** start Exercise input **

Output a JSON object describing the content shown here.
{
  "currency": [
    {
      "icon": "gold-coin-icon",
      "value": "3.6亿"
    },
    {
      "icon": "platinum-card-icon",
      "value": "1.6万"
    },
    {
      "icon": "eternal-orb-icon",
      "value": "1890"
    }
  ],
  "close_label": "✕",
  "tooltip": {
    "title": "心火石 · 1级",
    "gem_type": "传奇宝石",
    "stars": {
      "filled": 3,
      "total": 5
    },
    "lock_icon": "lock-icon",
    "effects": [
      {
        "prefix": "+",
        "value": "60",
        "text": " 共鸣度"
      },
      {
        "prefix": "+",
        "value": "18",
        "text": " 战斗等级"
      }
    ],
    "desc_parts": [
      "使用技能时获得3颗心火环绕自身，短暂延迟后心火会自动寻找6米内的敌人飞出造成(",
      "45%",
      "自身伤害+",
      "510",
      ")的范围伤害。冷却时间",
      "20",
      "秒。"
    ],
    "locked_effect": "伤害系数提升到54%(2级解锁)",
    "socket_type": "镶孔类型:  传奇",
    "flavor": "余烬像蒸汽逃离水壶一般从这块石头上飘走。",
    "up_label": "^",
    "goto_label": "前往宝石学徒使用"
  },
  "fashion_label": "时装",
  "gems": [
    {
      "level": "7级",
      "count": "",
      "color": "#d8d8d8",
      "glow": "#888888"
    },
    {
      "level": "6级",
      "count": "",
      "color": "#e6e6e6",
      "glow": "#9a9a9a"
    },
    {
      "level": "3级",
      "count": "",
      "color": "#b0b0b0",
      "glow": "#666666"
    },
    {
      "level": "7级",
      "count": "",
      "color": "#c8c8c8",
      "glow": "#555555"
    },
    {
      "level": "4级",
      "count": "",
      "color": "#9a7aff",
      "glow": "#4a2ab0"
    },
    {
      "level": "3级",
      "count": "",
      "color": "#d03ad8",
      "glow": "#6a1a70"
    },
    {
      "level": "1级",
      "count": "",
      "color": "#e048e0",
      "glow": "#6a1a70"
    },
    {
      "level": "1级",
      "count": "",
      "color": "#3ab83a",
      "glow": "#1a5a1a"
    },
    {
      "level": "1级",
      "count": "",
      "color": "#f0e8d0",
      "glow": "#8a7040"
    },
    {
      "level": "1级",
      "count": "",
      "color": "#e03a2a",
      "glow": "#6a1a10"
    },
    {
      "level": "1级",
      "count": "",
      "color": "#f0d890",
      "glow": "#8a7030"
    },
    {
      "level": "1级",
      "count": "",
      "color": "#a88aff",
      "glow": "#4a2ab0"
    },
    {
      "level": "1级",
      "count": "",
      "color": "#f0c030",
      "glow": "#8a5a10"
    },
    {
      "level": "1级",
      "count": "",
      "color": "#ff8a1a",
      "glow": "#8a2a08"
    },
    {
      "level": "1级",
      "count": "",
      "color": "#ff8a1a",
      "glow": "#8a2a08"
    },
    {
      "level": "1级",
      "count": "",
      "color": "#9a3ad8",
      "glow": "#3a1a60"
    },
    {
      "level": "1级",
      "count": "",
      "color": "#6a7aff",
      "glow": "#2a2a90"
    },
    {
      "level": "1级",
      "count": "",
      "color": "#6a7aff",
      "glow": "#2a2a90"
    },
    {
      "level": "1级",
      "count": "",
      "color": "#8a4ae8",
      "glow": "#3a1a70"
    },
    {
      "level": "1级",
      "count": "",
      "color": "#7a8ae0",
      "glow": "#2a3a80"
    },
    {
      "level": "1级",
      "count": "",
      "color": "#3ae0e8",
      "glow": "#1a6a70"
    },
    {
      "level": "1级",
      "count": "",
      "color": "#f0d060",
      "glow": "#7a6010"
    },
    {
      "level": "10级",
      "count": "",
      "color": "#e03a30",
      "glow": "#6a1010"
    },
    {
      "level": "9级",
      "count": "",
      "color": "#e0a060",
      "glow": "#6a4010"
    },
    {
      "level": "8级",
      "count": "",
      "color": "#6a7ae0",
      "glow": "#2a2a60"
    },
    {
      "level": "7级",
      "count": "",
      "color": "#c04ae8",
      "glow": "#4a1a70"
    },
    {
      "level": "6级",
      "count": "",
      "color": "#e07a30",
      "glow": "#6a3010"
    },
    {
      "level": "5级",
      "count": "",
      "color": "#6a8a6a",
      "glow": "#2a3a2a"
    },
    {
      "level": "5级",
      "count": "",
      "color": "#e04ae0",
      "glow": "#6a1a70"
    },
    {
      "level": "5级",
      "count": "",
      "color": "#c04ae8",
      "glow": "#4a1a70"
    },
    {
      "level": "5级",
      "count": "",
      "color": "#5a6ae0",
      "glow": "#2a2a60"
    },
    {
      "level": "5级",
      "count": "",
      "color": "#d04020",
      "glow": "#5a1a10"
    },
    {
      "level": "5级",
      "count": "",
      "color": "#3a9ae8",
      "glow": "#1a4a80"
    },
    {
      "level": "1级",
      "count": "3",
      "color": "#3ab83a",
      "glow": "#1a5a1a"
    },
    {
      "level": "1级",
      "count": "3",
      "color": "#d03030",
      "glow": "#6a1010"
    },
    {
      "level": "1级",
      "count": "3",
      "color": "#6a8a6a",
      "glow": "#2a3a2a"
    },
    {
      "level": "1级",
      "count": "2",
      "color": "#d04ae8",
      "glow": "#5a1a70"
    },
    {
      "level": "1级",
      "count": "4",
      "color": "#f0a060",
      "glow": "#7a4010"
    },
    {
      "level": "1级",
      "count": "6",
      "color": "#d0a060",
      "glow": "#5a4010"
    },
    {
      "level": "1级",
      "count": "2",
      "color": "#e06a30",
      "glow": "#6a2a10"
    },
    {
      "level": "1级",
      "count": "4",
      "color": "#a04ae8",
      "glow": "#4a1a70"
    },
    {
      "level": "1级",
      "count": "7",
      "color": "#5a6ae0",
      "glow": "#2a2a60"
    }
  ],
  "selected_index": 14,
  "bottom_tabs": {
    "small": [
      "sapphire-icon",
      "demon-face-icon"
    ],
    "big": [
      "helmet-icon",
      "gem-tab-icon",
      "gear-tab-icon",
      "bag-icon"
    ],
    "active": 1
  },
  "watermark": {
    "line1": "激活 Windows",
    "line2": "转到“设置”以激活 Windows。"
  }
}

** end Exercise input **

__What you have to do__.
Output the records exactly, including every line.

__Written solution__.
Output a JSON object describing the content shown here.
{
  "currency": [
    {
      "icon": "gold-coin-icon",
      "value": "3.6亿"
    },
    {
      "icon": "platinum-card-icon",
      "value": "1.6万"
    },
    {
      "icon": "eternal-orb-icon",
      "value": "1890"
    }
  ],
  "close_label": "✕",
  "tooltip": {
    "title": "心火石 · 1级",
    "gem_type": "传奇宝石",
    "stars": {
      "filled": 3,
      "total": 5
    },
    "lock_icon": "lock-icon",
    "effects": [
      {
        "prefix": "+",
        "value": "60",
        "text": " 共鸣度"
      },
      {
        "prefix": "+",
        "value": "18",
        "text": " 战斗等级"
      }
    ],
    "desc_parts": [
      "使用技能时获得3颗心火环绕自身，短暂延迟后心火会自动寻找6米内的敌人飞出造成(",
      "45%",
      "自身伤害+",
      "510",
      ")的范围伤害。冷却时间",
      "20",
      "秒。"
    ],
    "locked_effect": "伤害系数提升到54%(2级解锁)",
    "socket_type": "镶孔类型:  传奇",
    "flavor": "余烬像蒸汽逃离水壶一般从这块石头上飘走。",
    "up_label": "^",
    "goto_label": "前往宝石学徒使用"
  },
  "fashion_label": "时装",
  "gems": [
    {
      "level": "7级",
      "count": "",
      "color": "#d8d8d8",
      "glow": "#888888"
    },
    {
      "level": "6级",
      "count": "",
      "color": "#e6e6e6",
      "glow": "#9a9a9a"
    },
    {
      "level": "3级",
      "count": "",
      "color": "#b0b0b0",
      "glow": "#666666"
    },
    {
      "level": "7级",
      "count": "",
      "color": "#c8c8c8",
      "glow": "#555555"
    },
    {
      "level": "4级",
      "count": "",
      "color": "#9a7aff",
      "glow": "#4a2ab0"
    },
    {
      "level": "3级",
      "count": "",
      "color": "#d03ad8",
      "glow": "#6a1a70"
    },
    {
      "level": "1级",
      "count": "",
      "color": "#e048e0",
      "glow": "#6a1a70"
    },
    {
      "level": "1级",
      "count": "",
      "color": "#3ab83a",
      "glow": "#1a5a1a"
    },
    {
      "level": "1级",
      "count": "",
      "color": "#f0e8d0",
      "glow": "#8a7040"
    },
    {
      "level": "1级",
      "count": "",
      "color": "#e03a2a",
      "glow": "#6a1a10"
    },
    {
      "level": "1级",
      "count": "",
      "color": "#f0d890",
      "glow": "#8a7030"
    },
    {
      "level": "1级",
      "count": "",
      "color": "#a88aff",
      "glow": "#4a2ab0"
    },
    {
      "level": "1级",
      "count": "",
      "color": "#f0c030",
      "glow": "#8a5a10"
    },
    {
      "level": "1级",
      "count": "",
      "color": "#ff8a1a",
      "glow": "#8a2a08"
    },
    {
      "level": "1级",
      "count": "",
      "color": "#ff8a1a",
      "glow": "#8a2a08"
    },
    {
      "level": "1级",
      "count": "",
      "color": "#9a3ad8",
      "glow": "#3a1a60"
    },
    {
      "level": "1级",
      "count": "",
      "color": "#6a7aff",
      "glow": "#2a2a90"
    },
    {
      "level": "1级",
      "count": "",
      "color": "#6a7aff",
      "glow": "#2a2a90"
    },
    {
      "level": "1级",
      "count": "",
      "color": "#8a4ae8",
      "glow": "#3a1a70"
    },
    {
      "level": "1级",
      "count": "",
      "color": "#7a8ae0",
      "glow": "#2a3a80"
    },
    {
      "level": "1级",
      "count": "",
      "color": "#3ae0e8",
      "glow": "#1a6a70"
    },
    {
      "level": "1级",
      "count": "",
      "color": "#f0d060",
      "glow": "#7a6010"
    },
    {
      "level": "10级",
      "count": "",
      "color": "#e03a30",
      "glow": "#6a1010"
    },
    {
      "level": "9级",
      "count": "",
      "color": "#e0a060",
      "glow": "#6a4010"
    },
    {
      "level": "8级",
      "count": "",
      "color": "#6a7ae0",
      "glow": "#2a2a60"
    },
    {
      "level": "7级",
      "count": "",
      "color": "#c04ae8",
      "glow": "#4a1a70"
    },
    {
      "level": "6级",
      "count": "",
      "color": "#e07a30",
      "glow": "#6a3010"
    },
    {
      "level": "5级",
      "count": "",
      "color": "#6a8a6a",
      "glow": "#2a3a2a"
    },
    {
      "level": "5级",
      "count": "",
      "color": "#e04ae0",
      "glow": "#6a1a70"
    },
    {
      "level": "5级",
      "count": "",
      "color": "#c04ae8",
      "glow": "#4a1a70"
    },
    {
      "level": "5级",
      "count": "",
      "color": "#5a6ae0",
      "glow": "#2a2a60"
    },
    {
      "level": "5级",
      "count": "",
      "color": "#d04020",
      "glow": "#5a1a10"
    },
    {
      "level": "5级",
      "count": "",
      "color": "#3a9ae8",
      "glow": "#1a4a80"
    },
    {
      "level": "1级",
      "count": "3",
      "color": "#3ab83a",
      "glow": "#1a5a1a"
    },
    {
      "level": "1级",
      "count": "3",
      "color": "#d03030",
      "glow": "#6a1010"
    },
    {
      "level": "1级",
      "count": "3",
      "color": "#6a8a6a",
      "glow": "#2a3a2a"
    },
    {
      "level": "1级",
      "count": "2",
      "color": "#d04ae8",
      "glow": "#5a1a70"
    },
    {
      "level": "1级",
      "count": "4",
      "color": "#f0a060",
      "glow": "#7a4010"
    },
    {
      "level": "1级",
      "count": "6",
      "color": "#d0a060",
      "glow": "#5a4010"
    },
    {
      "level": "1级",
      "count": "2",
      "color": "#e06a30",
      "glow": "#6a2a10"
    },
    {
      "level": "1级",
      "count": "4",
      "color": "#a04ae8",
      "glow": "#4a1a70"
    },
    {
      "level": "1级",
      "count": "7",
      "color": "#5a6ae0",
      "glow": "#2a2a60"
    }
  ],
  "selected_index": 14,
  "bottom_tabs": {
    "small": [
      "sapphire-icon",
      "demon-face-icon"
    ],
    "big": [
      "helmet-icon",
      "gem-tab-icon",
      "gear-tab-icon",
      "bag-icon"
    ],
    "active": 1
  },
  "watermark": {
    "line1": "激活 Windows",
    "line2": "转到“设置”以激活 Windows。"
  }
}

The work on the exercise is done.